* **Task statement**
Count how many lines hold the string "going". Give that number alone.

* **Record extracts**
══════
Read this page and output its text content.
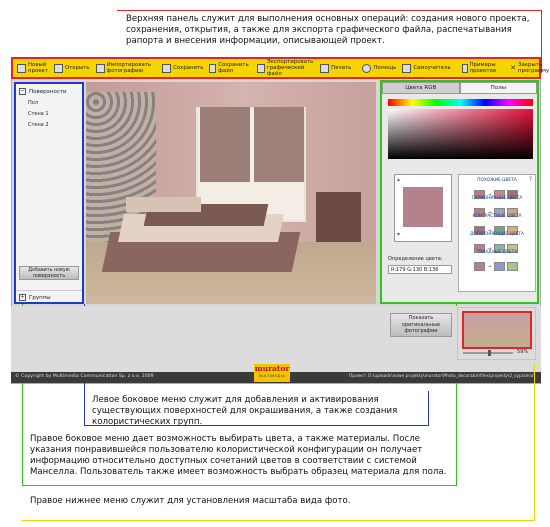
Верхняя панель служит для выполнения основных операций: создания нового проекта, сохранения, открытия, а также для экспорта графического файла, распечатывания рапорта и внесения информации, описывающей проект.
Новый
проект	Открыть	Импортировать
фотографию	Сохранить	Сохранить файл
Экспортировать
графический файл
Печать	Помощь	Самоучитель	Примеры проектов	✕ Закрыть программу
− Поверхности
Пол
Стена 1
Стена 2
Добавить новую
поверхность
+ Группы
Цвета RGB	Полы
▴
▾
Определение цвета:
R:179 G:130 B:136
?
ПОХОЖИЕ ЦВЕТА
→
ГАРМОНИЧНЫЕ ЦВЕТА
→
КОНТРАСТНЫЕ ЦВЕТА
→
ДОПОЛНЯЮЩИЕ ЦВЕТА
→
ТРИАДНЫЕ ЦВЕТА
→
Показать
оригинальные
фотографии
59%
© Copyright by Multimedia Communication Sp. z o.o. 2009	Проект: D:\uploads\nowe projekty\murator\Photo_decorator\files\projekty\2_sypialnia\
murator
MULTIMEDIA
Левое боковое меню служит для добавления и активирования существующих поверхностей для окрашивания, а также создания колористических групп.
Правое боковое меню дает возможность выбирать цвета, а также материалы. После указания понравившейся пользователю колористической конфигурации он получает информацию относительно доступных сочетаний цветов в соответствии с системой Манселла. Пользователь также имеет возможность выбрать образец материала для пола.
Правое нижнее меню служит для установления масштаба вида фото.
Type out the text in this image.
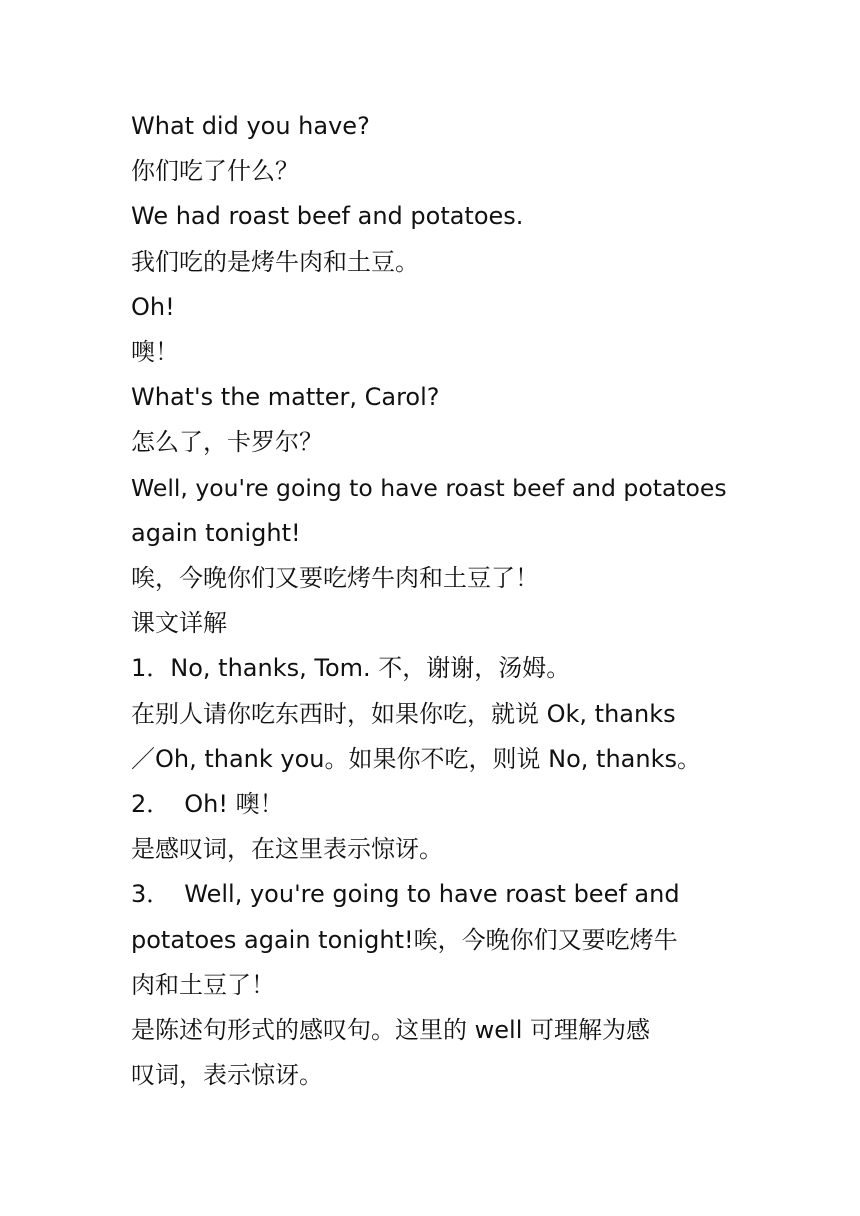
What did you have?
你们吃了什么？
We had roast beef and potatoes.
我们吃的是烤牛肉和土豆。
Oh!
噢！
What's the matter, Carol?
怎么了，卡罗尔？
Well, you're going to have roast beef and potatoes
again tonight!
唉，今晚你们又要吃烤牛肉和土豆了！
课文详解
1．No, thanks, Tom. 不，谢谢，汤姆。
在别人请你吃东西时，如果你吃，就说 Ok, thanks
／Oh, thank you。如果你不吃，则说 No, thanks。
2． Oh! 噢！
是感叹词，在这里表示惊讶。
3． Well, you're going to have roast beef and
potatoes again tonight!唉，今晚你们又要吃烤牛
肉和土豆了！
是陈述句形式的感叹句。这里的 well 可理解为感
叹词，表示惊讶。
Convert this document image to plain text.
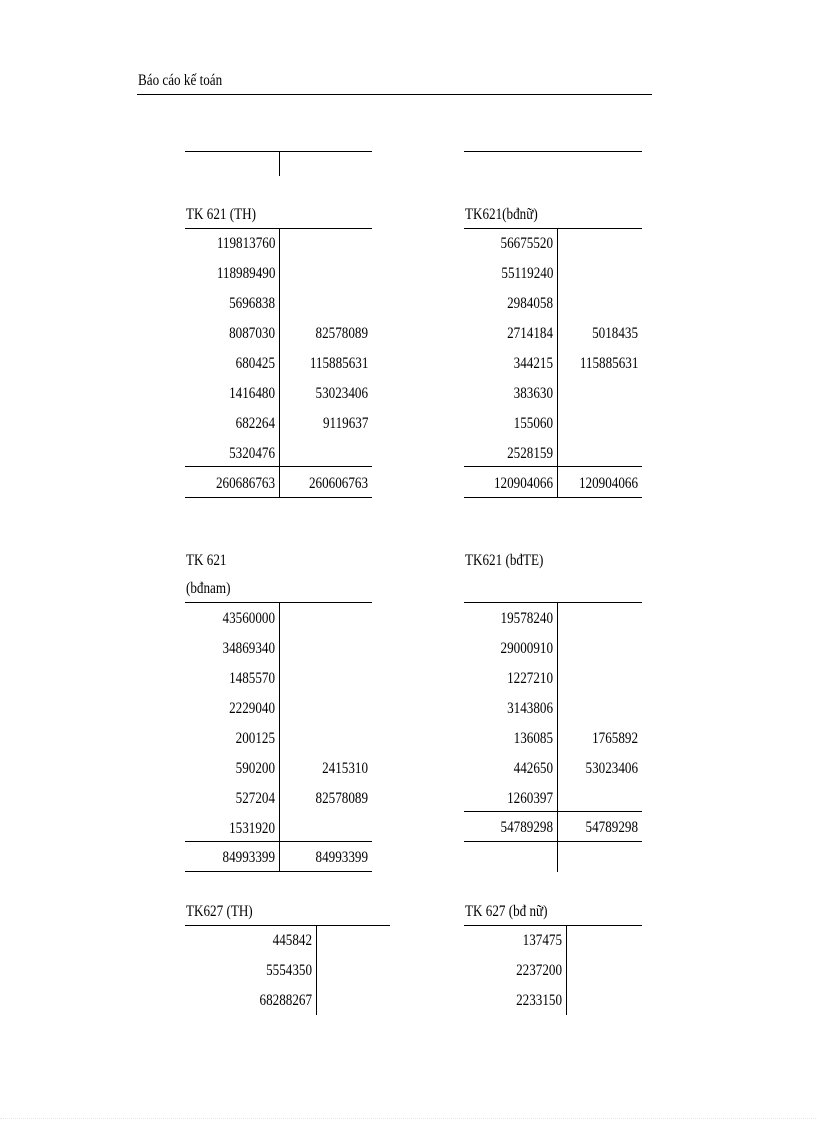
Báo cáo kế toán
TK 621 (TH)
119813760
118989490
5696838
8087030
680425
1416480
682264
5320476
82578089
115885631
53023406
9119637
260686763 260606763
TK621(bđnữ)
56675520
55119240
2984058
2714184
344215
383630
155060
2528159
5018435
115885631
120904066 120904066
TK 621
(bđnam)
43560000
34869340
1485570
2229040
200125
590200
527204
1531920
2415310
82578089
84993399	84993399
TK621 (bđTE)
19578240
29000910
1227210
3143806
136085
442650
1260397
1765892
53023406
54789298 54789298
TK627 (TH)
445842
5554350
68288267
TK 627 (bđ nữ)
137475
2237200
2233150
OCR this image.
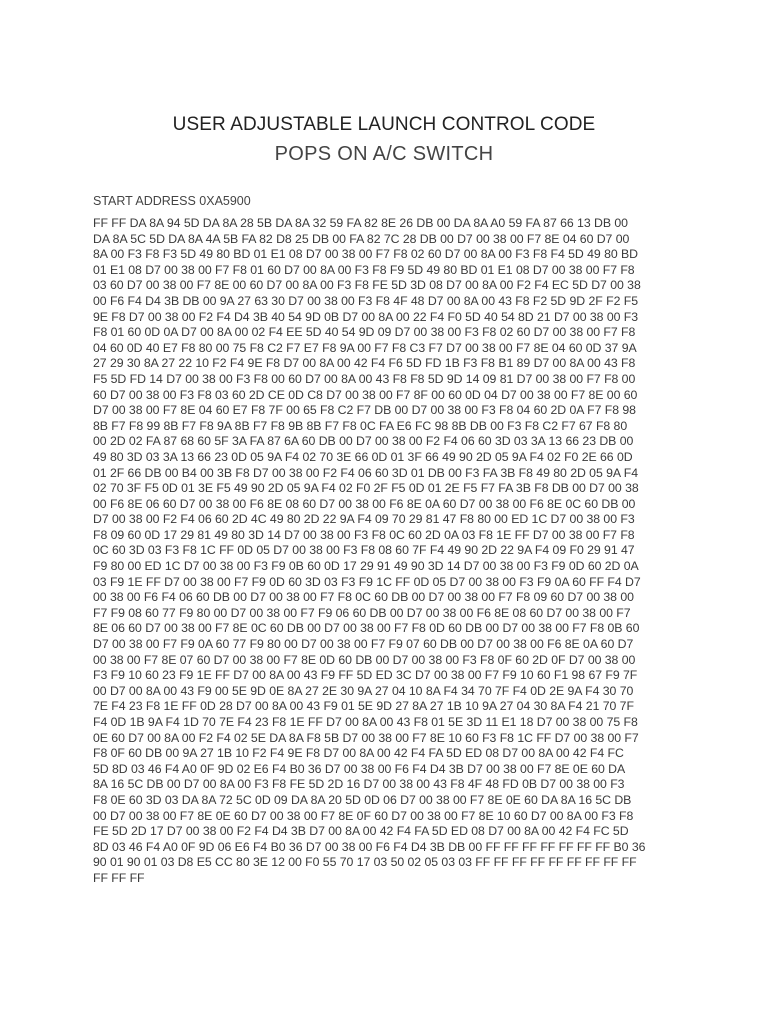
USER ADJUSTABLE LAUNCH CONTROL CODE
POPS ON A/C SWITCH
START ADDRESS 0XA5900
FF FF DA 8A 94 5D DA 8A 28 5B DA 8A 32 59 FA 82 8E 26 DB 00 DA 8A A0 59 FA 87 66 13 DB 00
DA 8A 5C 5D DA 8A 4A 5B FA 82 D8 25 DB 00 FA 82 7C 28 DB 00 D7 00 38 00 F7 8E 04 60 D7 00
8A 00 F3 F8 F3 5D 49 80 BD 01 E1 08 D7 00 38 00 F7 F8 02 60 D7 00 8A 00 F3 F8 F4 5D 49 80 BD
01 E1 08 D7 00 38 00 F7 F8 01 60 D7 00 8A 00 F3 F8 F9 5D 49 80 BD 01 E1 08 D7 00 38 00 F7 F8
03 60 D7 00 38 00 F7 8E 00 60 D7 00 8A 00 F3 F8 FE 5D 3D 08 D7 00 8A 00 F2 F4 EC 5D D7 00 38
00 F6 F4 D4 3B DB 00 9A 27 63 30 D7 00 38 00 F3 F8 4F 48 D7 00 8A 00 43 F8 F2 5D 9D 2F F2 F5
9E F8 D7 00 38 00 F2 F4 D4 3B 40 54 9D 0B D7 00 8A 00 22 F4 F0 5D 40 54 8D 21 D7 00 38 00 F3
F8 01 60 0D 0A D7 00 8A 00 02 F4 EE 5D 40 54 9D 09 D7 00 38 00 F3 F8 02 60 D7 00 38 00 F7 F8
04 60 0D 40 E7 F8 80 00 75 F8 C2 F7 E7 F8 9A 00 F7 F8 C3 F7 D7 00 38 00 F7 8E 04 60 0D 37 9A
27 29 30 8A 27 22 10 F2 F4 9E F8 D7 00 8A 00 42 F4 F6 5D FD 1B F3 F8 B1 89 D7 00 8A 00 43 F8
F5 5D FD 14 D7 00 38 00 F3 F8 00 60 D7 00 8A 00 43 F8 F8 5D 9D 14 09 81 D7 00 38 00 F7 F8 00
60 D7 00 38 00 F3 F8 03 60 2D CE 0D C8 D7 00 38 00 F7 8F 00 60 0D 04 D7 00 38 00 F7 8E 00 60
D7 00 38 00 F7 8E 04 60 E7 F8 7F 00 65 F8 C2 F7 DB 00 D7 00 38 00 F3 F8 04 60 2D 0A F7 F8 98
8B F7 F8 99 8B F7 F8 9A 8B F7 F8 9B 8B F7 F8 0C FA E6 FC 98 8B DB 00 F3 F8 C2 F7 67 F8 80
00 2D 02 FA 87 68 60 5F 3A FA 87 6A 60 DB 00 D7 00 38 00 F2 F4 06 60 3D 03 3A 13 66 23 DB 00
49 80 3D 03 3A 13 66 23 0D 05 9A F4 02 70 3E 66 0D 01 3F 66 49 90 2D 05 9A F4 02 F0 2E 66 0D
01 2F 66 DB 00 B4 00 3B F8 D7 00 38 00 F2 F4 06 60 3D 01 DB 00 F3 FA 3B F8 49 80 2D 05 9A F4
02 70 3F F5 0D 01 3E F5 49 90 2D 05 9A F4 02 F0 2F F5 0D 01 2E F5 F7 FA 3B F8 DB 00 D7 00 38
00 F6 8E 06 60 D7 00 38 00 F6 8E 08 60 D7 00 38 00 F6 8E 0A 60 D7 00 38 00 F6 8E 0C 60 DB 00
D7 00 38 00 F2 F4 06 60 2D 4C 49 80 2D 22 9A F4 09 70 29 81 47 F8 80 00 ED 1C D7 00 38 00 F3
F8 09 60 0D 17 29 81 49 80 3D 14 D7 00 38 00 F3 F8 0C 60 2D 0A 03 F8 1E FF D7 00 38 00 F7 F8
0C 60 3D 03 F3 F8 1C FF 0D 05 D7 00 38 00 F3 F8 08 60 7F F4 49 90 2D 22 9A F4 09 F0 29 91 47
F9 80 00 ED 1C D7 00 38 00 F3 F9 0B 60 0D 17 29 91 49 90 3D 14 D7 00 38 00 F3 F9 0D 60 2D 0A
03 F9 1E FF D7 00 38 00 F7 F9 0D 60 3D 03 F3 F9 1C FF 0D 05 D7 00 38 00 F3 F9 0A 60 FF F4 D7
00 38 00 F6 F4 06 60 DB 00 D7 00 38 00 F7 F8 0C 60 DB 00 D7 00 38 00 F7 F8 09 60 D7 00 38 00
F7 F9 08 60 77 F9 80 00 D7 00 38 00 F7 F9 06 60 DB 00 D7 00 38 00 F6 8E 08 60 D7 00 38 00 F7
8E 06 60 D7 00 38 00 F7 8E 0C 60 DB 00 D7 00 38 00 F7 F8 0D 60 DB 00 D7 00 38 00 F7 F8 0B 60
D7 00 38 00 F7 F9 0A 60 77 F9 80 00 D7 00 38 00 F7 F9 07 60 DB 00 D7 00 38 00 F6 8E 0A 60 D7
00 38 00 F7 8E 07 60 D7 00 38 00 F7 8E 0D 60 DB 00 D7 00 38 00 F3 F8 0F 60 2D 0F D7 00 38 00
F3 F9 10 60 23 F9 1E FF D7 00 8A 00 43 F9 FF 5D ED 3C D7 00 38 00 F7 F9 10 60 F1 98 67 F9 7F
00 D7 00 8A 00 43 F9 00 5E 9D 0E 8A 27 2E 30 9A 27 04 10 8A F4 34 70 7F F4 0D 2E 9A F4 30 70
7E F4 23 F8 1E FF 0D 28 D7 00 8A 00 43 F9 01 5E 9D 27 8A 27 1B 10 9A 27 04 30 8A F4 21 70 7F
F4 0D 1B 9A F4 1D 70 7E F4 23 F8 1E FF D7 00 8A 00 43 F8 01 5E 3D 11 E1 18 D7 00 38 00 75 F8
0E 60 D7 00 8A 00 F2 F4 02 5E DA 8A F8 5B D7 00 38 00 F7 8E 10 60 F3 F8 1C FF D7 00 38 00 F7
F8 0F 60 DB 00 9A 27 1B 10 F2 F4 9E F8 D7 00 8A 00 42 F4 FA 5D ED 08 D7 00 8A 00 42 F4 FC
5D 8D 03 46 F4 A0 0F 9D 02 E6 F4 B0 36 D7 00 38 00 F6 F4 D4 3B D7 00 38 00 F7 8E 0E 60 DA
8A 16 5C DB 00 D7 00 8A 00 F3 F8 FE 5D 2D 16 D7 00 38 00 43 F8 4F 48 FD 0B D7 00 38 00 F3
F8 0E 60 3D 03 DA 8A 72 5C 0D 09 DA 8A 20 5D 0D 06 D7 00 38 00 F7 8E 0E 60 DA 8A 16 5C DB
00 D7 00 38 00 F7 8E 0E 60 D7 00 38 00 F7 8E 0F 60 D7 00 38 00 F7 8E 10 60 D7 00 8A 00 F3 F8
FE 5D 2D 17 D7 00 38 00 F2 F4 D4 3B D7 00 8A 00 42 F4 FA 5D ED 08 D7 00 8A 00 42 F4 FC 5D
8D 03 46 F4 A0 0F 9D 06 E6 F4 B0 36 D7 00 38 00 F6 F4 D4 3B DB 00 FF FF FF FF FF FF FF B0 36
90 01 90 01 03 D8 E5 CC 80 3E 12 00 F0 55 70 17 03 50 02 05 03 03 FF FF FF FF FF FF FF FF FF
FF FF FF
══════
* **Solution for this problem**
2